→ WRITTEN TASK:
Reproduce the data exactly.

[Structured figure records]

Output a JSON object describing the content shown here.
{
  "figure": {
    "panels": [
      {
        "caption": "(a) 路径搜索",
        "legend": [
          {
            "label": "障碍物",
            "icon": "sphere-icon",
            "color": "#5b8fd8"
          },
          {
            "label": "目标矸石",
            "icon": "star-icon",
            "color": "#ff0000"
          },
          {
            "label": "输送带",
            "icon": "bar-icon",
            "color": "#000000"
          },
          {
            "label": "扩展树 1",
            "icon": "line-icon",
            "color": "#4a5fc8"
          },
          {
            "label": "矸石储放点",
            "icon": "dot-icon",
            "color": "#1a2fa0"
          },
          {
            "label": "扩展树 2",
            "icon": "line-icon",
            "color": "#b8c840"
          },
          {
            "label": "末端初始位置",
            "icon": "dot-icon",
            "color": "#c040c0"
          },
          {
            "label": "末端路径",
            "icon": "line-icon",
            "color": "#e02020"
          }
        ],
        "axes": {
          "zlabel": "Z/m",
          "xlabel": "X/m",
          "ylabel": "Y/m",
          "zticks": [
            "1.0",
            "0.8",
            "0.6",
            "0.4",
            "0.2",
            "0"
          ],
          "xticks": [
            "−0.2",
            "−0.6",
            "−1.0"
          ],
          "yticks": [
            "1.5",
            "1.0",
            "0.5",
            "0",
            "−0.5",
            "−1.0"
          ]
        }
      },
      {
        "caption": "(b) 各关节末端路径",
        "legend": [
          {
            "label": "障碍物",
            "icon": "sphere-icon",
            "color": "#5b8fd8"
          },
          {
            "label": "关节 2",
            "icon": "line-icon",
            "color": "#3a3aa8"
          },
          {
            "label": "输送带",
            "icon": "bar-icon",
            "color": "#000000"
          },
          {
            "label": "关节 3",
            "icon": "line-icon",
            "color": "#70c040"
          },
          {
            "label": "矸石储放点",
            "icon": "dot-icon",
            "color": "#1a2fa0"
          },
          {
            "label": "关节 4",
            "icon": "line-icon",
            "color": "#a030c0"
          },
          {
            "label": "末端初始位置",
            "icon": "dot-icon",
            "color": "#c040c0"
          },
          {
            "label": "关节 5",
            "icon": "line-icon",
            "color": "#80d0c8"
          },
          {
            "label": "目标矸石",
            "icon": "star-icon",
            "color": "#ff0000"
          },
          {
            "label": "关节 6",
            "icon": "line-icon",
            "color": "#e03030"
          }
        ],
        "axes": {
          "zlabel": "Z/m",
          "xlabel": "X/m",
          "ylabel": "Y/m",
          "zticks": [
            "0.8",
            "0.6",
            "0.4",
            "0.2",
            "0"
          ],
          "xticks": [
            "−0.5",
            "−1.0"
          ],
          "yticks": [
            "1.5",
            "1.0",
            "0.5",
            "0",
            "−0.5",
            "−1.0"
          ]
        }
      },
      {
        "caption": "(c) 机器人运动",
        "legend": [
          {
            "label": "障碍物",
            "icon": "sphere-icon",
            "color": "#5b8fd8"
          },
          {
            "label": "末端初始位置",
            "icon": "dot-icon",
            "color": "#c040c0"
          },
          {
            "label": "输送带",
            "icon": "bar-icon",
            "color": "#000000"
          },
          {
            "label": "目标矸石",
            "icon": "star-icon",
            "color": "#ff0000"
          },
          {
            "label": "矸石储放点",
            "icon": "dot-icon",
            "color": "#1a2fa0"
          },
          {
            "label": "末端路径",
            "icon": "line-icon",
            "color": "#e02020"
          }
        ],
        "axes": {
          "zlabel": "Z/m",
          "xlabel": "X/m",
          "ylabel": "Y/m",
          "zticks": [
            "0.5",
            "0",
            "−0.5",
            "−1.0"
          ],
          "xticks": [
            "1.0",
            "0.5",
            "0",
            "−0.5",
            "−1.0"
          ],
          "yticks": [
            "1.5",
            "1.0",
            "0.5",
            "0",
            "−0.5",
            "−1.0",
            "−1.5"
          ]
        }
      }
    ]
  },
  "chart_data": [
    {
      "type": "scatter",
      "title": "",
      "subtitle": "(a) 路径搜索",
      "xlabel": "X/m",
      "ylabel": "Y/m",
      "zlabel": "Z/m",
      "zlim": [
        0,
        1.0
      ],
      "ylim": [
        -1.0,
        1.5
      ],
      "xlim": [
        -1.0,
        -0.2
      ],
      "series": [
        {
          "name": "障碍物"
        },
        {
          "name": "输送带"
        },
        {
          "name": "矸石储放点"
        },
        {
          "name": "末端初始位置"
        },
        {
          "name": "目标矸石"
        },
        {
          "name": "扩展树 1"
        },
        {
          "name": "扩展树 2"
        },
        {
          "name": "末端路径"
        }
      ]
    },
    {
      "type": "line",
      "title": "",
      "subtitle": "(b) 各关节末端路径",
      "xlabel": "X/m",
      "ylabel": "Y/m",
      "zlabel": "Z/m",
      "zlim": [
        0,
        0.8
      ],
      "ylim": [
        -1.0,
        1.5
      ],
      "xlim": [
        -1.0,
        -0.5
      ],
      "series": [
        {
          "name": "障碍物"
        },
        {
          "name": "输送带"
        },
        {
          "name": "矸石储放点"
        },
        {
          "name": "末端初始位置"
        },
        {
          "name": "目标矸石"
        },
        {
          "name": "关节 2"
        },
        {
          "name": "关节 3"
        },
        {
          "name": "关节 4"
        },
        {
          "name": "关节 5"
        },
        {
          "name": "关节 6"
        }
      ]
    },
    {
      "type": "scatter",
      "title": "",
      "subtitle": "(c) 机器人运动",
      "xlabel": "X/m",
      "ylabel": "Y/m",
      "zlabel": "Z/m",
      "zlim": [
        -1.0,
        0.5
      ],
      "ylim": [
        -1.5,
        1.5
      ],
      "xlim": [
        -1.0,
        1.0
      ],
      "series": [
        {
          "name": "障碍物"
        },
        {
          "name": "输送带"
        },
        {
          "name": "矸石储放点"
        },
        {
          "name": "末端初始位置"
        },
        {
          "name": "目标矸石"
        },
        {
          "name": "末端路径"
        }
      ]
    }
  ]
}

→ SOLUTION:
Output a JSON object describing the content shown here.
{
  "figure": {
    "panels": [
      {
        "caption": "(a) 路径搜索",
        "legend": [
          {
            "label": "障碍物",
            "icon": "sphere-icon",
            "color": "#5b8fd8"
          },
          {
            "label": "目标矸石",
            "icon": "star-icon",
            "color": "#ff0000"
          },
          {
            "label": "输送带",
            "icon": "bar-icon",
            "color": "#000000"
          },
          {
            "label": "扩展树 1",
            "icon": "line-icon",
            "color": "#4a5fc8"
          },
          {
            "label": "矸石储放点",
            "icon": "dot-icon",
            "color": "#1a2fa0"
          },
          {
            "label": "扩展树 2",
            "icon": "line-icon",
            "color": "#b8c840"
          },
          {
            "label": "末端初始位置",
            "icon": "dot-icon",
            "color": "#c040c0"
          },
          {
            "label": "末端路径",
            "icon": "line-icon",
            "color": "#e02020"
          }
        ],
        "axes": {
          "zlabel": "Z/m",
          "xlabel": "X/m",
          "ylabel": "Y/m",
          "zticks": [
            "1.0",
            "0.8",
            "0.6",
            "0.4",
            "0.2",
            "0"
          ],
          "xticks": [
            "−0.2",
            "−0.6",
            "−1.0"
          ],
          "yticks": [
            "1.5",
            "1.0",
            "0.5",
            "0",
            "−0.5",
            "−1.0"
          ]
        }
      },
      {
        "caption": "(b) 各关节末端路径",
        "legend": [
          {
            "label": "障碍物",
            "icon": "sphere-icon",
            "color": "#5b8fd8"
          },
          {
            "label": "关节 2",
            "icon": "line-icon",
            "color": "#3a3aa8"
          },
          {
            "label": "输送带",
            "icon": "bar-icon",
            "color": "#000000"
          },
          {
            "label": "关节 3",
            "icon": "line-icon",
            "color": "#70c040"
          },
          {
            "label": "矸石储放点",
            "icon": "dot-icon",
            "color": "#1a2fa0"
          },
          {
            "label": "关节 4",
            "icon": "line-icon",
            "color": "#a030c0"
          },
          {
            "label": "末端初始位置",
            "icon": "dot-icon",
            "color": "#c040c0"
          },
          {
            "label": "关节 5",
            "icon": "line-icon",
            "color": "#80d0c8"
          },
          {
            "label": "目标矸石",
            "icon": "star-icon",
            "color": "#ff0000"
          },
          {
            "label": "关节 6",
            "icon": "line-icon",
            "color": "#e03030"
          }
        ],
        "axes": {
          "zlabel": "Z/m",
          "xlabel": "X/m",
          "ylabel": "Y/m",
          "zticks": [
            "0.8",
            "0.6",
            "0.4",
            "0.2",
            "0"
          ],
          "xticks": [
            "−0.5",
            "−1.0"
          ],
          "yticks": [
            "1.5",
            "1.0",
            "0.5",
            "0",
            "−0.5",
            "−1.0"
          ]
        }
      },
      {
        "caption": "(c) 机器人运动",
        "legend": [
          {
            "label": "障碍物",
            "icon": "sphere-icon",
            "color": "#5b8fd8"
          },
          {
            "label": "末端初始位置",
            "icon": "dot-icon",
            "color": "#c040c0"
          },
          {
            "label": "输送带",
            "icon": "bar-icon",
            "color": "#000000"
          },
          {
            "label": "目标矸石",
            "icon": "star-icon",
            "color": "#ff0000"
          },
          {
            "label": "矸石储放点",
            "icon": "dot-icon",
            "color": "#1a2fa0"
          },
          {
            "label": "末端路径",
            "icon": "line-icon",
            "color": "#e02020"
          }
        ],
        "axes": {
          "zlabel": "Z/m",
          "xlabel": "X/m",
          "ylabel": "Y/m",
          "zticks": [
            "0.5",
            "0",
            "−0.5",
            "−1.0"
          ],
          "xticks": [
            "1.0",
            "0.5",
            "0",
            "−0.5",
            "−1.0"
          ],
          "yticks": [
            "1.5",
            "1.0",
            "0.5",
            "0",
            "−0.5",
            "−1.0",
            "−1.5"
          ]
        }
      }
    ]
  },
  "chart_data": [
    {
      "type": "scatter",
      "title": "",
      "subtitle": "(a) 路径搜索",
      "xlabel": "X/m",
      "ylabel": "Y/m",
      "zlabel": "Z/m",
      "zlim": [
        0,
        1.0
      ],
      "ylim": [
        -1.0,
        1.5
      ],
      "xlim": [
        -1.0,
        -0.2
      ],
      "series": [
        {
          "name": "障碍物"
        },
        {
          "name": "输送带"
        },
        {
          "name": "矸石储放点"
        },
        {
          "name": "末端初始位置"
        },
        {
          "name": "目标矸石"
        },
        {
          "name": "扩展树 1"
        },
        {
          "name": "扩展树 2"
        },
        {
          "name": "末端路径"
        }
      ]
    },
    {
      "type": "line",
      "title": "",
      "subtitle": "(b) 各关节末端路径",
      "xlabel": "X/m",
      "ylabel": "Y/m",
      "zlabel": "Z/m",
      "zlim": [
        0,
        0.8
      ],
      "ylim": [
        -1.0,
        1.5
      ],
      "xlim": [
        -1.0,
        -0.5
      ],
      "series": [
        {
          "name": "障碍物"
        },
        {
          "name": "输送带"
        },
        {
          "name": "矸石储放点"
        },
        {
          "name": "末端初始位置"
        },
        {
          "name": "目标矸石"
        },
        {
          "name": "关节 2"
        },
        {
          "name": "关节 3"
        },
        {
          "name": "关节 4"
        },
        {
          "name": "关节 5"
        },
        {
          "name": "关节 6"
        }
      ]
    },
    {
      "type": "scatter",
      "title": "",
      "subtitle": "(c) 机器人运动",
      "xlabel": "X/m",
      "ylabel": "Y/m",
      "zlabel": "Z/m",
      "zlim": [
        -1.0,
        0.5
      ],
      "ylim": [
        -1.5,
        1.5
      ],
      "xlim": [
        -1.0,
        1.0
      ],
      "series": [
        {
          "name": "障碍物"
        },
        {
          "name": "输送带"
        },
        {
          "name": "矸石储放点"
        },
        {
          "name": "末端初始位置"
        },
        {
          "name": "目标矸石"
        },
        {
          "name": "末端路径"
        }
      ]
    }
  ]
}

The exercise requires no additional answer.